:: Challenge ::
The records that follow should be retyped word for word.

## begin Entries supplied

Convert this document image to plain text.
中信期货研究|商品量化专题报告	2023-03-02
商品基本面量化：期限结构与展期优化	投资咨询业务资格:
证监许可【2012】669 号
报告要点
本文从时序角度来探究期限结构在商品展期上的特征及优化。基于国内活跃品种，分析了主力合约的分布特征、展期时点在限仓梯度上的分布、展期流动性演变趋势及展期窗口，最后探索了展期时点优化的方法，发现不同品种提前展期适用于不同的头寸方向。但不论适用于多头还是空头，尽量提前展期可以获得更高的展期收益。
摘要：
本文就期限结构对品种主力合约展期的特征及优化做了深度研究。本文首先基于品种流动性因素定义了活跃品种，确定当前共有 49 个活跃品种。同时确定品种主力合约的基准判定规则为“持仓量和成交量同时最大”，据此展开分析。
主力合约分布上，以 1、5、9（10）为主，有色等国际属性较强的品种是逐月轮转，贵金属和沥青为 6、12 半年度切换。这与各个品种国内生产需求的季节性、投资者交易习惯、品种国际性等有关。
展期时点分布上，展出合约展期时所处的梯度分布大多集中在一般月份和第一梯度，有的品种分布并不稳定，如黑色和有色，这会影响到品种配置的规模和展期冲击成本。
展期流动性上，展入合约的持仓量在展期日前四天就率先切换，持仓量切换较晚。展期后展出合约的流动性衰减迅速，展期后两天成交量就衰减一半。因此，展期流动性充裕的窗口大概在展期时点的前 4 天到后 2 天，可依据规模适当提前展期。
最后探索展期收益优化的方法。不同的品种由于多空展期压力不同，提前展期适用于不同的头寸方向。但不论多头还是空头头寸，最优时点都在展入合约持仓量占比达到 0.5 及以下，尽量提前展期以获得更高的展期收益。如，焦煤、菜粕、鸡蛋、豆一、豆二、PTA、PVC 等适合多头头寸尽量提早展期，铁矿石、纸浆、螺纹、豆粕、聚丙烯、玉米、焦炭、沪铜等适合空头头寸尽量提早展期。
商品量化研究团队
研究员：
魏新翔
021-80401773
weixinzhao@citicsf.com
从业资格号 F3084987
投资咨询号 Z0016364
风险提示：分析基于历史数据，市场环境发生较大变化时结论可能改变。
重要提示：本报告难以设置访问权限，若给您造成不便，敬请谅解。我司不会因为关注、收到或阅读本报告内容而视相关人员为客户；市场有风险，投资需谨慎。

## end Entries supplied

:: Finished task ::
Convert this document image to plain text.
中信期货研究|商品量化专题报告	2023-03-02
商品基本面量化：期限结构与展期优化	投资咨询业务资格:
证监许可【2012】669 号
报告要点
本文从时序角度来探究期限结构在商品展期上的特征及优化。基于国内活跃品种，分析了主力合约的分布特征、展期时点在限仓梯度上的分布、展期流动性演变趋势及展期窗口，最后探索了展期时点优化的方法，发现不同品种提前展期适用于不同的头寸方向。但不论适用于多头还是空头，尽量提前展期可以获得更高的展期收益。
摘要：
本文就期限结构对品种主力合约展期的特征及优化做了深度研究。本文首先基于品种流动性因素定义了活跃品种，确定当前共有 49 个活跃品种。同时确定品种主力合约的基准判定规则为“持仓量和成交量同时最大”，据此展开分析。
主力合约分布上，以 1、5、9（10）为主，有色等国际属性较强的品种是逐月轮转，贵金属和沥青为 6、12 半年度切换。这与各个品种国内生产需求的季节性、投资者交易习惯、品种国际性等有关。
展期时点分布上，展出合约展期时所处的梯度分布大多集中在一般月份和第一梯度，有的品种分布并不稳定，如黑色和有色，这会影响到品种配置的规模和展期冲击成本。
展期流动性上，展入合约的持仓量在展期日前四天就率先切换，持仓量切换较晚。展期后展出合约的流动性衰减迅速，展期后两天成交量就衰减一半。因此，展期流动性充裕的窗口大概在展期时点的前 4 天到后 2 天，可依据规模适当提前展期。
最后探索展期收益优化的方法。不同的品种由于多空展期压力不同，提前展期适用于不同的头寸方向。但不论多头还是空头头寸，最优时点都在展入合约持仓量占比达到 0.5 及以下，尽量提前展期以获得更高的展期收益。如，焦煤、菜粕、鸡蛋、豆一、豆二、PTA、PVC 等适合多头头寸尽量提早展期，铁矿石、纸浆、螺纹、豆粕、聚丙烯、玉米、焦炭、沪铜等适合空头头寸尽量提早展期。
商品量化研究团队
研究员：
魏新翔
021-80401773
weixinzhao@citicsf.com
从业资格号 F3084987
投资咨询号 Z0016364
风险提示：分析基于历史数据，市场环境发生较大变化时结论可能改变。
重要提示：本报告难以设置访问权限，若给您造成不便，敬请谅解。我司不会因为关注、收到或阅读本报告内容而视相关人员为客户；市场有风险，投资需谨慎。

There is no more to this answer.